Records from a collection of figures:
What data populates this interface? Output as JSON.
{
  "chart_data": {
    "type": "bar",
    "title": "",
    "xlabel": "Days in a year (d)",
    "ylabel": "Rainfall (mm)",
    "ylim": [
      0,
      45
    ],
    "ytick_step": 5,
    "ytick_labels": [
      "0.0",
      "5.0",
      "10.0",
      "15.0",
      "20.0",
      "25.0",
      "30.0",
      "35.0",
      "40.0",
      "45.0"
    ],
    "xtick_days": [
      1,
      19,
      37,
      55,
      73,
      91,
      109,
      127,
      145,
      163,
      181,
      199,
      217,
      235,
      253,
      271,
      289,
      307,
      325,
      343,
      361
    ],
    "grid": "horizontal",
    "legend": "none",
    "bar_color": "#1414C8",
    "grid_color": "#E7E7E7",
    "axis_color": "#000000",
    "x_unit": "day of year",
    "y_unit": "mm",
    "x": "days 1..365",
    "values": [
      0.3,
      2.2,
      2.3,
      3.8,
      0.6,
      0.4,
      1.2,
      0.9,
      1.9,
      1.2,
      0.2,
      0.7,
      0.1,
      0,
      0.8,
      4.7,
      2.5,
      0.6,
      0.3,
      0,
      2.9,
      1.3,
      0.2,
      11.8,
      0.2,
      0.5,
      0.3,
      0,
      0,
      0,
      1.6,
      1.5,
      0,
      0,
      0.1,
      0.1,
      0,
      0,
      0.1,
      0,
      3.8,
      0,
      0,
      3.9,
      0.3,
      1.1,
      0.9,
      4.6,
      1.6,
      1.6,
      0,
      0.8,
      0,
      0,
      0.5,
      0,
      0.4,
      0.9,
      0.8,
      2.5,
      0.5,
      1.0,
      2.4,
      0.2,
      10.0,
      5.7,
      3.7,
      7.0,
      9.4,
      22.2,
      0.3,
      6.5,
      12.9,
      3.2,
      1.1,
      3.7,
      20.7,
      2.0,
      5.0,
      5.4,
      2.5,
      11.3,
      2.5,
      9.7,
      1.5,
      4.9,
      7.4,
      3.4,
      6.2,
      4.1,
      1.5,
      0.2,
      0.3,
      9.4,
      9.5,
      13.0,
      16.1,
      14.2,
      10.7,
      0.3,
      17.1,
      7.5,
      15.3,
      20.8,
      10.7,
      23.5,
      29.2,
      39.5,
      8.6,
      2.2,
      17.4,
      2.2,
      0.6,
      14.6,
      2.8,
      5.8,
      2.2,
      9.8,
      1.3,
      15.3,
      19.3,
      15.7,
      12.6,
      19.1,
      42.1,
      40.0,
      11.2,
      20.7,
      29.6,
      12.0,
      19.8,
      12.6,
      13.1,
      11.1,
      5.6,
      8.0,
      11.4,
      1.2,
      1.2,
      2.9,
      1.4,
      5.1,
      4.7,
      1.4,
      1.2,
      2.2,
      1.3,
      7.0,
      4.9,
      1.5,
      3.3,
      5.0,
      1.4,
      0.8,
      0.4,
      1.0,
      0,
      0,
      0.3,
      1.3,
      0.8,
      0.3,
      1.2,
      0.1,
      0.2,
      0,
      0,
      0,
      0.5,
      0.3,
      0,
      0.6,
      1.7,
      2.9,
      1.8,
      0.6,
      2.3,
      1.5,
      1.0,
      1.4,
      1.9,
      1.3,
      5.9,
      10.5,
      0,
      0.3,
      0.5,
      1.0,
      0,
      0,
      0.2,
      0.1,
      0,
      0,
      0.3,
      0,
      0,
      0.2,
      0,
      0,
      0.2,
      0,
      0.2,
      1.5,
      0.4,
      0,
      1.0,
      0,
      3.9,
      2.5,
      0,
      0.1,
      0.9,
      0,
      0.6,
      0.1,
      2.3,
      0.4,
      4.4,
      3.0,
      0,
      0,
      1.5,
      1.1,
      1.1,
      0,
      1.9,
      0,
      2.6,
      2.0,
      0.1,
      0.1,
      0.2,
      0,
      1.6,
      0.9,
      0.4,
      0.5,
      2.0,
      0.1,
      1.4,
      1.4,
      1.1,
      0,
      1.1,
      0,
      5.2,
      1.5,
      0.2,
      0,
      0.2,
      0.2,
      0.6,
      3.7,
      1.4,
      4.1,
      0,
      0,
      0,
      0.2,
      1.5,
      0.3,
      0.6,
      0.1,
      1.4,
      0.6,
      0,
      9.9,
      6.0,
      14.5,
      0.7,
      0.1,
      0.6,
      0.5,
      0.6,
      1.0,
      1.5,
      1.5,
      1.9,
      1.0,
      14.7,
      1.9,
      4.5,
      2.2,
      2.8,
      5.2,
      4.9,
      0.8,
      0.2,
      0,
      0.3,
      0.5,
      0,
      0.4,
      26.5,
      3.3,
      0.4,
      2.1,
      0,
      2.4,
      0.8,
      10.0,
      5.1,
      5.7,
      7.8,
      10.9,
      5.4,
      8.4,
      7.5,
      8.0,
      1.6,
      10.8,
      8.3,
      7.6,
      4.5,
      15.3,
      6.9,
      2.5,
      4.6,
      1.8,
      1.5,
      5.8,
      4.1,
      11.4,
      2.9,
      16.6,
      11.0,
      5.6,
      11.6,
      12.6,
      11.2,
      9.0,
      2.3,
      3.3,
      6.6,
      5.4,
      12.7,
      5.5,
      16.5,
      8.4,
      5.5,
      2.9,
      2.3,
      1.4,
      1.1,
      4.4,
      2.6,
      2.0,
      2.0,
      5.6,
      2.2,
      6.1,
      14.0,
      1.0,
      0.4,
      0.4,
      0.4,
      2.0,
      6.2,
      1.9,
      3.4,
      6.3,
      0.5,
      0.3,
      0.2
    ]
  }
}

Task objective: Determine how many lines in the listing above hold the word "year", answering with the number only.

The output: 2